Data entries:
• • • • • • •
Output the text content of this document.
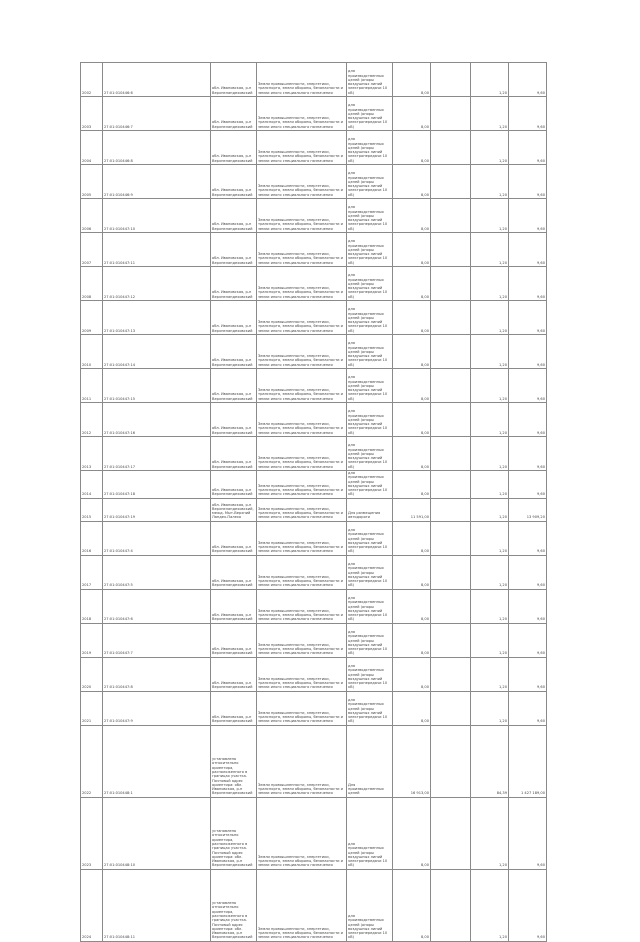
2002	27:01:010446:6	обл. Ивановская, р-н Верхнеландеховский	Земли промышленности, энергетики, транспорта, земли обороны, безопасности и земли иного специального назначения	для производственных целей (опоры воздушных линий электропередачи 10 кВ)	8,00		1,20	9,60
2003	27:01:010446:7	обл. Ивановская, р-н Верхнеландеховский	Земли промышленности, энергетики, транспорта, земли обороны, безопасности и земли иного специального назначения	для производственных целей (опоры воздушных линий электропередачи 10 кВ)	8,00		1,20	9,60
2004	27:01:010446:8	обл. Ивановская, р-н Верхнеландеховский	Земли промышленности, энергетики, транспорта, земли обороны, безопасности и земли иного специального назначения	для производственных целей (опоры воздушных линий электропередачи 10 кВ)	8,00		1,20	9,60
2005	27:01:010446:9	обл. Ивановская, р-н Верхнеландеховский	Земли промышленности, энергетики, транспорта, земли обороны, безопасности и земли иного специального назначения	для производственных целей (опоры воздушных линий электропередачи 10 кВ)	8,00		1,20	9,60
2006	27:01:010447:10	обл. Ивановская, р-н Верхнеландеховский	Земли промышленности, энергетики, транспорта, земли обороны, безопасности и земли иного специального назначения	для производственных целей (опоры воздушных линий электропередачи 10 кВ)	8,00		1,20	9,60
2007	27:01:010447:11	обл. Ивановская, р-н Верхнеландеховский	Земли промышленности, энергетики, транспорта, земли обороны, безопасности и земли иного специального назначения	для производственных целей (опоры воздушных линий электропередачи 10 кВ)	8,00		1,20	9,60
2008	27:01:010447:12	обл. Ивановская, р-н Верхнеландеховский	Земли промышленности, энергетики, транспорта, земли обороны, безопасности и земли иного специального назначения	для производственных целей (опоры воздушных линий электропередачи 10 кВ)	8,00		1,20	9,60
2009	27:01:010447:13	обл. Ивановская, р-н Верхнеландеховский	Земли промышленности, энергетики, транспорта, земли обороны, безопасности и земли иного специального назначения	для производственных целей (опоры воздушных линий электропередачи 10 кВ)	8,00		1,20	9,60
2010	27:01:010447:14	обл. Ивановская, р-н Верхнеландеховский	Земли промышленности, энергетики, транспорта, земли обороны, безопасности и земли иного специального назначения	для производственных целей (опоры воздушных линий электропередачи 10 кВ)	8,00		1,20	9,60
2011	27:01:010447:15	обл. Ивановская, р-н Верхнеландеховский	Земли промышленности, энергетики, транспорта, земли обороны, безопасности и земли иного специального назначения	для производственных целей (опоры воздушных линий электропередачи 10 кВ)	8,00		1,20	9,60
2012	27:01:010447:16	обл. Ивановская, р-н Верхнеландеховский	Земли промышленности, энергетики, транспорта, земли обороны, безопасности и земли иного специального назначения	для производственных целей (опоры воздушных линий электропередачи 10 кВ)	8,00		1,20	9,60
2013	27:01:010447:17	обл. Ивановская, р-н Верхнеландеховский	Земли промышленности, энергетики, транспорта, земли обороны, безопасности и земли иного специального назначения	для производственных целей (опоры воздушных линий электропередачи 10 кВ)	8,00		1,20	9,60
2014	27:01:010447:18	обл. Ивановская, р-н Верхнеландеховский	Земли промышленности, энергетики, транспорта, земли обороны, безопасности и земли иного специального назначения	для производственных целей (опоры воздушных линий электропередачи 10 кВ)	8,00		1,20	9,60
2015	27:01:010447:19	обл. Ивановская, р-н Верхнеландеховский, межд. Мыт-Верхний Ландех-Палехо	Земли промышленности, энергетики, транспорта, земли обороны, безопасности и земли иного специального назначения	Для размещения автодороги	11 591,00		1,20	13 909,20
2016	27:01:010447:4	обл. Ивановская, р-н Верхнеландеховский	Земли промышленности, энергетики, транспорта, земли обороны, безопасности и земли иного специального назначения	для производственных целей (опоры воздушных линий электропередачи 10 кВ)	8,00		1,20	9,60
2017	27:01:010447:5	обл. Ивановская, р-н Верхнеландеховский	Земли промышленности, энергетики, транспорта, земли обороны, безопасности и земли иного специального назначения	для производственных целей (опоры воздушных линий электропередачи 10 кВ)	8,00		1,20	9,60
2018	27:01:010447:6	обл. Ивановская, р-н Верхнеландеховский	Земли промышленности, энергетики, транспорта, земли обороны, безопасности и земли иного специального назначения	для производственных целей (опоры воздушных линий электропередачи 10 кВ)	8,00		1,20	9,60
2019	27:01:010447:7	обл. Ивановская, р-н Верхнеландеховский	Земли промышленности, энергетики, транспорта, земли обороны, безопасности и земли иного специального назначения	для производственных целей (опоры воздушных линий электропередачи 10 кВ)	8,00		1,20	9,60
2020	27:01:010447:8	обл. Ивановская, р-н Верхнеландеховский	Земли промышленности, энергетики, транспорта, земли обороны, безопасности и земли иного специального назначения	для производственных целей (опоры воздушных линий электропередачи 10 кВ)	8,00		1,20	9,60
2021	27:01:010447:9	обл. Ивановская, р-н Верхнеландеховский	Земли промышленности, энергетики, транспорта, земли обороны, безопасности и земли иного специального назначения	для производственных целей (опоры воздушных линий электропередачи 10 кВ)	8,00		1,20	9,60
2022	27:01:010448:1	установлено относительно ориентира, расположенного в границах участка. Почтовый адрес ориентира: обл. Ивановская, р-н Верхнеландеховский	Земли промышленности, энергетики, транспорта, земли обороны, безопасности и земли иного специального назначения	Для производственных целей	16 913,00		84,39	1 427 189,00
2023	27:01:010448:10	установлено относительно ориентира, расположенного в границах участка. Почтовый адрес ориентира: обл. Ивановская, р-н Верхнеландеховский	Земли промышленности, энергетики, транспорта, земли обороны, безопасности и земли иного специального назначения	для производственных целей (опоры воздушных линий электропередачи 10 кВ)	8,00		1,20	9,60
2024	27:01:010448:11	установлено относительно ориентира, расположенного в границах участка. Почтовый адрес ориентира: обл. Ивановская, р-н Верхнеландеховский	Земли промышленности, энергетики, транспорта, земли обороны, безопасности и земли иного специального назначения	для производственных целей (опоры воздушных линий электропередачи 10 кВ)	8,00		1,20	9,60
• • • • • • •
Exercise task: Please transcribe the material above exactly as written. Leave the pictures out.

Result below:
Output the text content of this document.
2002	27:01:010446:6	обл. Ивановская, р-н Верхнеландеховский	Земли промышленности, энергетики, транспорта, земли обороны, безопасности и земли иного специального назначения	для производственных целей (опоры воздушных линий электропередачи 10 кВ)	8,00		1,20	9,60
2003	27:01:010446:7	обл. Ивановская, р-н Верхнеландеховский	Земли промышленности, энергетики, транспорта, земли обороны, безопасности и земли иного специального назначения	для производственных целей (опоры воздушных линий электропередачи 10 кВ)	8,00		1,20	9,60
2004	27:01:010446:8	обл. Ивановская, р-н Верхнеландеховский	Земли промышленности, энергетики, транспорта, земли обороны, безопасности и земли иного специального назначения	для производственных целей (опоры воздушных линий электропередачи 10 кВ)	8,00		1,20	9,60
2005	27:01:010446:9	обл. Ивановская, р-н Верхнеландеховский	Земли промышленности, энергетики, транспорта, земли обороны, безопасности и земли иного специального назначения	для производственных целей (опоры воздушных линий электропередачи 10 кВ)	8,00		1,20	9,60
2006	27:01:010447:10	обл. Ивановская, р-н Верхнеландеховский	Земли промышленности, энергетики, транспорта, земли обороны, безопасности и земли иного специального назначения	для производственных целей (опоры воздушных линий электропередачи 10 кВ)	8,00		1,20	9,60
2007	27:01:010447:11	обл. Ивановская, р-н Верхнеландеховский	Земли промышленности, энергетики, транспорта, земли обороны, безопасности и земли иного специального назначения	для производственных целей (опоры воздушных линий электропередачи 10 кВ)	8,00		1,20	9,60
2008	27:01:010447:12	обл. Ивановская, р-н Верхнеландеховский	Земли промышленности, энергетики, транспорта, земли обороны, безопасности и земли иного специального назначения	для производственных целей (опоры воздушных линий электропередачи 10 кВ)	8,00		1,20	9,60
2009	27:01:010447:13	обл. Ивановская, р-н Верхнеландеховский	Земли промышленности, энергетики, транспорта, земли обороны, безопасности и земли иного специального назначения	для производственных целей (опоры воздушных линий электропередачи 10 кВ)	8,00		1,20	9,60
2010	27:01:010447:14	обл. Ивановская, р-н Верхнеландеховский	Земли промышленности, энергетики, транспорта, земли обороны, безопасности и земли иного специального назначения	для производственных целей (опоры воздушных линий электропередачи 10 кВ)	8,00		1,20	9,60
2011	27:01:010447:15	обл. Ивановская, р-н Верхнеландеховский	Земли промышленности, энергетики, транспорта, земли обороны, безопасности и земли иного специального назначения	для производственных целей (опоры воздушных линий электропередачи 10 кВ)	8,00		1,20	9,60
2012	27:01:010447:16	обл. Ивановская, р-н Верхнеландеховский	Земли промышленности, энергетики, транспорта, земли обороны, безопасности и земли иного специального назначения	для производственных целей (опоры воздушных линий электропередачи 10 кВ)	8,00		1,20	9,60
2013	27:01:010447:17	обл. Ивановская, р-н Верхнеландеховский	Земли промышленности, энергетики, транспорта, земли обороны, безопасности и земли иного специального назначения	для производственных целей (опоры воздушных линий электропередачи 10 кВ)	8,00		1,20	9,60
2014	27:01:010447:18	обл. Ивановская, р-н Верхнеландеховский	Земли промышленности, энергетики, транспорта, земли обороны, безопасности и земли иного специального назначения	для производственных целей (опоры воздушных линий электропередачи 10 кВ)	8,00		1,20	9,60
2015	27:01:010447:19	обл. Ивановская, р-н Верхнеландеховский, межд. Мыт-Верхний Ландех-Палехо	Земли промышленности, энергетики, транспорта, земли обороны, безопасности и земли иного специального назначения	Для размещения автодороги	11 591,00		1,20	13 909,20
2016	27:01:010447:4	обл. Ивановская, р-н Верхнеландеховский	Земли промышленности, энергетики, транспорта, земли обороны, безопасности и земли иного специального назначения	для производственных целей (опоры воздушных линий электропередачи 10 кВ)	8,00		1,20	9,60
2017	27:01:010447:5	обл. Ивановская, р-н Верхнеландеховский	Земли промышленности, энергетики, транспорта, земли обороны, безопасности и земли иного специального назначения	для производственных целей (опоры воздушных линий электропередачи 10 кВ)	8,00		1,20	9,60
2018	27:01:010447:6	обл. Ивановская, р-н Верхнеландеховский	Земли промышленности, энергетики, транспорта, земли обороны, безопасности и земли иного специального назначения	для производственных целей (опоры воздушных линий электропередачи 10 кВ)	8,00		1,20	9,60
2019	27:01:010447:7	обл. Ивановская, р-н Верхнеландеховский	Земли промышленности, энергетики, транспорта, земли обороны, безопасности и земли иного специального назначения	для производственных целей (опоры воздушных линий электропередачи 10 кВ)	8,00		1,20	9,60
2020	27:01:010447:8	обл. Ивановская, р-н Верхнеландеховский	Земли промышленности, энергетики, транспорта, земли обороны, безопасности и земли иного специального назначения	для производственных целей (опоры воздушных линий электропередачи 10 кВ)	8,00		1,20	9,60
2021	27:01:010447:9	обл. Ивановская, р-н Верхнеландеховский	Земли промышленности, энергетики, транспорта, земли обороны, безопасности и земли иного специального назначения	для производственных целей (опоры воздушных линий электропередачи 10 кВ)	8,00		1,20	9,60
2022	27:01:010448:1	установлено относительно ориентира, расположенного в границах участка. Почтовый адрес ориентира: обл. Ивановская, р-н Верхнеландеховский	Земли промышленности, энергетики, транспорта, земли обороны, безопасности и земли иного специального назначения	Для производственных целей	16 913,00		84,39	1 427 189,00
2023	27:01:010448:10	установлено относительно ориентира, расположенного в границах участка. Почтовый адрес ориентира: обл. Ивановская, р-н Верхнеландеховский	Земли промышленности, энергетики, транспорта, земли обороны, безопасности и земли иного специального назначения	для производственных целей (опоры воздушных линий электропередачи 10 кВ)	8,00		1,20	9,60
2024	27:01:010448:11	установлено относительно ориентира, расположенного в границах участка. Почтовый адрес ориентира: обл. Ивановская, р-н Верхнеландеховский	Земли промышленности, энергетики, транспорта, земли обороны, безопасности и земли иного специального назначения	для производственных целей (опоры воздушных линий электропередачи 10 кВ)	8,00		1,20	9,60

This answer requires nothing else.